**What you have to do**
Repeat verbatim every line of the material, beginning at the line that holds "Convert this chart" and ending at its last line.

**Information supplied**
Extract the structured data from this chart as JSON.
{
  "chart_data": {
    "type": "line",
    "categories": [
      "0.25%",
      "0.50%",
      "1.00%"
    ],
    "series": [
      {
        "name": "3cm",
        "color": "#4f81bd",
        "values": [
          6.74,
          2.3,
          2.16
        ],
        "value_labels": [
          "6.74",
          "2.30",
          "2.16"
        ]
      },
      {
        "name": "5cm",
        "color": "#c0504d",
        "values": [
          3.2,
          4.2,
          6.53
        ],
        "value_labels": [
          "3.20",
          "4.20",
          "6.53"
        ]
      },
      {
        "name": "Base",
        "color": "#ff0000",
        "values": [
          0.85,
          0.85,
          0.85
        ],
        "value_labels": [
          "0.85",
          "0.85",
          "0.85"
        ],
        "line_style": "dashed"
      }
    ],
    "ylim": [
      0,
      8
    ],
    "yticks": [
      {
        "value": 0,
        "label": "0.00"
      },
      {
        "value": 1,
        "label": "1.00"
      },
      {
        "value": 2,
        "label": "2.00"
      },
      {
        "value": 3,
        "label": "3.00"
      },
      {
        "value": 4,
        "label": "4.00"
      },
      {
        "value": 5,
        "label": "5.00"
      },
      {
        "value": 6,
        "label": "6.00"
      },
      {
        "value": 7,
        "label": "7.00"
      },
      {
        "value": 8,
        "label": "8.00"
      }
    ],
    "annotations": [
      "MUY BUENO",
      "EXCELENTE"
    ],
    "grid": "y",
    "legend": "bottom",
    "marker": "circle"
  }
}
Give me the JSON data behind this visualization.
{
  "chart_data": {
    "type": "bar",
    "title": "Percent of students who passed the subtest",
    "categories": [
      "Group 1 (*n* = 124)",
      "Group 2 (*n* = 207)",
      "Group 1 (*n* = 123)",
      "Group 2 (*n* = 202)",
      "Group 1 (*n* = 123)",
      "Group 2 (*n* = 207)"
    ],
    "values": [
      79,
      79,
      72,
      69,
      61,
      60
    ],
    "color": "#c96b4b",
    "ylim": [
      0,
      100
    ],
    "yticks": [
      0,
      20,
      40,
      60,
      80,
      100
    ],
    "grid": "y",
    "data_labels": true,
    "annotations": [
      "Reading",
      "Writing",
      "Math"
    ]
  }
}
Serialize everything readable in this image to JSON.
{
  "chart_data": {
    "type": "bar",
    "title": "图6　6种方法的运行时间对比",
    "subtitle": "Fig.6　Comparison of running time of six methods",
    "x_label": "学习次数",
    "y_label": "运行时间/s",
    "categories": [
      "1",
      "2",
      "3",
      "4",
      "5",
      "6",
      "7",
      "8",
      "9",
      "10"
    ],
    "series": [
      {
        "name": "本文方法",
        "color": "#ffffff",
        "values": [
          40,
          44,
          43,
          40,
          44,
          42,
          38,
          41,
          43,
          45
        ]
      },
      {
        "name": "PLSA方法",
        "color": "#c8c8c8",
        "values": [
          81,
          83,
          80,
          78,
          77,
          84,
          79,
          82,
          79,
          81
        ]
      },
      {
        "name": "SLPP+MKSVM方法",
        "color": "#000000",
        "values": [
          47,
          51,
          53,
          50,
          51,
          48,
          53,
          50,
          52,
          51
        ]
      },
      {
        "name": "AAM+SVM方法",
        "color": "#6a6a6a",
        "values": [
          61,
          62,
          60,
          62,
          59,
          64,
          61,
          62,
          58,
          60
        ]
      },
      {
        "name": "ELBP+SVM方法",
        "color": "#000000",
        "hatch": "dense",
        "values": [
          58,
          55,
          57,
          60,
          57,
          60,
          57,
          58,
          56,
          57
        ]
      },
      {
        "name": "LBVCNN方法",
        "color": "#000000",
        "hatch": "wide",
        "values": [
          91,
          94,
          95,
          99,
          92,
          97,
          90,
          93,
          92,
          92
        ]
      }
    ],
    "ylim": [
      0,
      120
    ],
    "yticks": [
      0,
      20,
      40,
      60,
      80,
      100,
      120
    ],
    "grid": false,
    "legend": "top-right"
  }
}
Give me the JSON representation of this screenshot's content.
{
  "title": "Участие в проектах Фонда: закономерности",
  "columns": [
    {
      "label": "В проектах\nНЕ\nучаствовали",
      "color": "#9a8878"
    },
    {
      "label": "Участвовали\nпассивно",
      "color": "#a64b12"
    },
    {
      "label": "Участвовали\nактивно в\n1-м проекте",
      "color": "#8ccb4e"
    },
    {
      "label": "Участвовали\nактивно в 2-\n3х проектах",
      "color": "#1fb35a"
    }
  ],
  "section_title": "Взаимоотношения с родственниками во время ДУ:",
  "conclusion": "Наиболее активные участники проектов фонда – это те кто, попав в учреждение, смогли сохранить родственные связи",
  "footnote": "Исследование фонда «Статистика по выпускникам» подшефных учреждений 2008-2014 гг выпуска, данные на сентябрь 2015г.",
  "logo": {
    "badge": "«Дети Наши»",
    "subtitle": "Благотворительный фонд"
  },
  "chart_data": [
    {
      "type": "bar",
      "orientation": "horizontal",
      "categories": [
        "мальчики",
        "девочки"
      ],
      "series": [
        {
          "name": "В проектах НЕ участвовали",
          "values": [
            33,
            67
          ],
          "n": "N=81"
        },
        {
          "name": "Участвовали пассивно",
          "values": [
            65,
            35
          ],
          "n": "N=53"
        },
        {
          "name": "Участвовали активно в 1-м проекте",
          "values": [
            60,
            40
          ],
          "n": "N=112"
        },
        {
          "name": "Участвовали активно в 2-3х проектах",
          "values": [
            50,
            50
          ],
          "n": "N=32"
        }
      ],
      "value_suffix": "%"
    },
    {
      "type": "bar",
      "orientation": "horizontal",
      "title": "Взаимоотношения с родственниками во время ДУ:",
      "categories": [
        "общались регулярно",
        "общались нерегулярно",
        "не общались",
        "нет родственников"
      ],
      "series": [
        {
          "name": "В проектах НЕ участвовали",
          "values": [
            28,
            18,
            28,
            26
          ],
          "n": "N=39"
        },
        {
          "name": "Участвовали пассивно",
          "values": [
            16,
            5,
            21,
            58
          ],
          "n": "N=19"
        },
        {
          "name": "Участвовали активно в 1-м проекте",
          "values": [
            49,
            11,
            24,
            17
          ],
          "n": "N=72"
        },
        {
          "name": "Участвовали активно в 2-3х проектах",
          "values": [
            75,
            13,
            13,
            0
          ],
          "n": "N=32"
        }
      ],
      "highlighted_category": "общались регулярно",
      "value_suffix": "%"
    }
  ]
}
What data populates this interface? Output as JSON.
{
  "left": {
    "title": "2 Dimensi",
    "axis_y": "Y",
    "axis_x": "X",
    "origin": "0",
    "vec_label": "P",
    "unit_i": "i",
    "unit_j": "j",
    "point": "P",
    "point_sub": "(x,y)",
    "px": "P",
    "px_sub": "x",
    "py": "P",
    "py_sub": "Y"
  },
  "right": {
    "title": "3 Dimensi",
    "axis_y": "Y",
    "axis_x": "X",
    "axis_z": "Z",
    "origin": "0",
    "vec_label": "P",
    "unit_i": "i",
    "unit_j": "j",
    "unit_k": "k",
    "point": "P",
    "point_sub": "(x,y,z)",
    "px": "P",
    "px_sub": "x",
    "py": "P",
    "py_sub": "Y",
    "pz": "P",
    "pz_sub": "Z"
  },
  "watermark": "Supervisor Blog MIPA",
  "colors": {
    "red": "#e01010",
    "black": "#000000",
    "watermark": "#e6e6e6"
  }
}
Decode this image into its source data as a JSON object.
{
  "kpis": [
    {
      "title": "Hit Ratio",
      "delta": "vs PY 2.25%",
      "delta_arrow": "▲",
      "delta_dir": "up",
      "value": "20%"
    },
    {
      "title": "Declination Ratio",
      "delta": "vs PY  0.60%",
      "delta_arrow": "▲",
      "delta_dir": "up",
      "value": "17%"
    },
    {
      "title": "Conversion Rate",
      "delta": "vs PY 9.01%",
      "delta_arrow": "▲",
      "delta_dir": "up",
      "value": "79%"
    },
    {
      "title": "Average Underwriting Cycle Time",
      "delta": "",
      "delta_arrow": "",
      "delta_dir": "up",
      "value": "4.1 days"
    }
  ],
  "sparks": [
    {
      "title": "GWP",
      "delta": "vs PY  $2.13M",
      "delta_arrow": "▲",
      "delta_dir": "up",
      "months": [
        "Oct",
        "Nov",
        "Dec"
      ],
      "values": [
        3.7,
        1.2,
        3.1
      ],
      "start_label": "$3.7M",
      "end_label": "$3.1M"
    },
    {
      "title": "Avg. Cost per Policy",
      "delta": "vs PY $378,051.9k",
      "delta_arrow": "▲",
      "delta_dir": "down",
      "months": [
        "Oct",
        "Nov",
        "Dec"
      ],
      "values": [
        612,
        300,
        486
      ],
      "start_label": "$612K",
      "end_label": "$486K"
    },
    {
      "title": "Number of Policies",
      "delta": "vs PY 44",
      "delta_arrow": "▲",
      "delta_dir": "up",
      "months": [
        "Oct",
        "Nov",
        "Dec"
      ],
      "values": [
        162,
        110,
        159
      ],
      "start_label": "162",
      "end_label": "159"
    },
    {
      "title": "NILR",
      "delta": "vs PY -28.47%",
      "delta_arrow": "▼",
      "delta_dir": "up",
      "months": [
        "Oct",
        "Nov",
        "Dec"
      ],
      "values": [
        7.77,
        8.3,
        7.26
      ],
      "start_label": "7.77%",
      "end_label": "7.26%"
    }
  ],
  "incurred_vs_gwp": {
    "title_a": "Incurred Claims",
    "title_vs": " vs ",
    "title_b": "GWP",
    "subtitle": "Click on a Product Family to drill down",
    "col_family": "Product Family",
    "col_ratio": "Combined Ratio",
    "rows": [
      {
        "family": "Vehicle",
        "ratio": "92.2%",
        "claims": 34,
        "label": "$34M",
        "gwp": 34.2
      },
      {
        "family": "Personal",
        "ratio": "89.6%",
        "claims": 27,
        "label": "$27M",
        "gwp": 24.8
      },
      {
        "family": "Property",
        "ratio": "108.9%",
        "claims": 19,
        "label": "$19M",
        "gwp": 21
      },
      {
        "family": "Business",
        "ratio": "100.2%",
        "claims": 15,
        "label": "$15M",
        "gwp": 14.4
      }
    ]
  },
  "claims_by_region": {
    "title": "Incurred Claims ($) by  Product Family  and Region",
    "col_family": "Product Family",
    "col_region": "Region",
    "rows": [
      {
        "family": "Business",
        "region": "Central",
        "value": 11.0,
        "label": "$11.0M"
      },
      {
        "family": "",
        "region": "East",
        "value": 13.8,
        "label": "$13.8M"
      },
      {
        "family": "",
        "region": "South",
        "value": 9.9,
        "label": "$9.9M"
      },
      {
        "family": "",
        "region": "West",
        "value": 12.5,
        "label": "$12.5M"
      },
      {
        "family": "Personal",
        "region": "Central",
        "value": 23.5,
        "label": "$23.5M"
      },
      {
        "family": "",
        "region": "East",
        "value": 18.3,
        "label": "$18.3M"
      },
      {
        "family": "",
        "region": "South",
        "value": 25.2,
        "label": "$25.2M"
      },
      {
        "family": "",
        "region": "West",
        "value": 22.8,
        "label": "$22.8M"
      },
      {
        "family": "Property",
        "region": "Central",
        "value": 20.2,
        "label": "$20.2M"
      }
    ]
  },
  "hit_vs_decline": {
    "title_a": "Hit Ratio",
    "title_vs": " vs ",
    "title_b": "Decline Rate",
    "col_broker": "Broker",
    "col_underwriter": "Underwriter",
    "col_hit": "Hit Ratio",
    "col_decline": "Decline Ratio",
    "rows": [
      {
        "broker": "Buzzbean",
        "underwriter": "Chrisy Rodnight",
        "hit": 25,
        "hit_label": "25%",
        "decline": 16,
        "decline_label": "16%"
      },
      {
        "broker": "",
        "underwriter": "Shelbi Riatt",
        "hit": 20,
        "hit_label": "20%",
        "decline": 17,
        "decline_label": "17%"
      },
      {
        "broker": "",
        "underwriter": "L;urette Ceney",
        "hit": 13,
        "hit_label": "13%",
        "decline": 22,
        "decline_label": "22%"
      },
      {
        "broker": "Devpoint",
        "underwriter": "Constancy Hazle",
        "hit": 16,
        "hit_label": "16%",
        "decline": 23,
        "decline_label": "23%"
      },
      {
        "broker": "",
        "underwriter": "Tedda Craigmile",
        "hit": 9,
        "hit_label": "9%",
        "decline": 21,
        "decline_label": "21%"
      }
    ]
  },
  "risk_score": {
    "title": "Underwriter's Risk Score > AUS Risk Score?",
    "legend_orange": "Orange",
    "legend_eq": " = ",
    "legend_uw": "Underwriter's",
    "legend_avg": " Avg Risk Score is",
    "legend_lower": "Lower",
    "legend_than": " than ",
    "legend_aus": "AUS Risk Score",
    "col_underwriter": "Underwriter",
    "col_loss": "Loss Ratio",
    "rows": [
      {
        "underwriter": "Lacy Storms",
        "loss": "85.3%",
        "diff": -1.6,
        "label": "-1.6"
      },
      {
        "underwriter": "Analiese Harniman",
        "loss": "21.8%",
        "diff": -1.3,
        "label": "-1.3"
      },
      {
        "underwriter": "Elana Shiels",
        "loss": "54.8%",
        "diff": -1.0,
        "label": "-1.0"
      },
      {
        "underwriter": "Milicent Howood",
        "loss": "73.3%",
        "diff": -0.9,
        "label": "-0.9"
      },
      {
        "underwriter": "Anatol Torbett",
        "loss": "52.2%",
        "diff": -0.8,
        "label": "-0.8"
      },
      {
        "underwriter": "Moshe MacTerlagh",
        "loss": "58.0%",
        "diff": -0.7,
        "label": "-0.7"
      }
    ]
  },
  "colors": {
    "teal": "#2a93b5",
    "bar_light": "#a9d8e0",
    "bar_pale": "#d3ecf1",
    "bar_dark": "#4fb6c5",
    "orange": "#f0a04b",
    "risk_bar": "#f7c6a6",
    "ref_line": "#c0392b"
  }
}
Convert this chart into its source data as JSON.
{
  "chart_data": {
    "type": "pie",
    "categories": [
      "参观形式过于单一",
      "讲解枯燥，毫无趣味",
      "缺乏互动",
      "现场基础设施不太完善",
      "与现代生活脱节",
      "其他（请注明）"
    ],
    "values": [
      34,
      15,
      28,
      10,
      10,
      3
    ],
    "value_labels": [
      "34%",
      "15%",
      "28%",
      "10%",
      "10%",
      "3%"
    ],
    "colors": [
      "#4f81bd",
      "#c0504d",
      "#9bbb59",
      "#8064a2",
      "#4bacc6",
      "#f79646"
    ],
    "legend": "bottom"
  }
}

**Response to this task**
Convert this chart into its source data as JSON.
{
  "chart_data": {
    "type": "pie",
    "categories": [
      "参观形式过于单一",
      "讲解枯燥，毫无趣味",
      "缺乏互动",
      "现场基础设施不太完善",
      "与现代生活脱节",
      "其他（请注明）"
    ],
    "values": [
      34,
      15,
      28,
      10,
      10,
      3
    ],
    "value_labels": [
      "34%",
      "15%",
      "28%",
      "10%",
      "10%",
      "3%"
    ],
    "colors": [
      "#4f81bd",
      "#c0504d",
      "#9bbb59",
      "#8064a2",
      "#4bacc6",
      "#f79646"
    ],
    "legend": "bottom"
  }
}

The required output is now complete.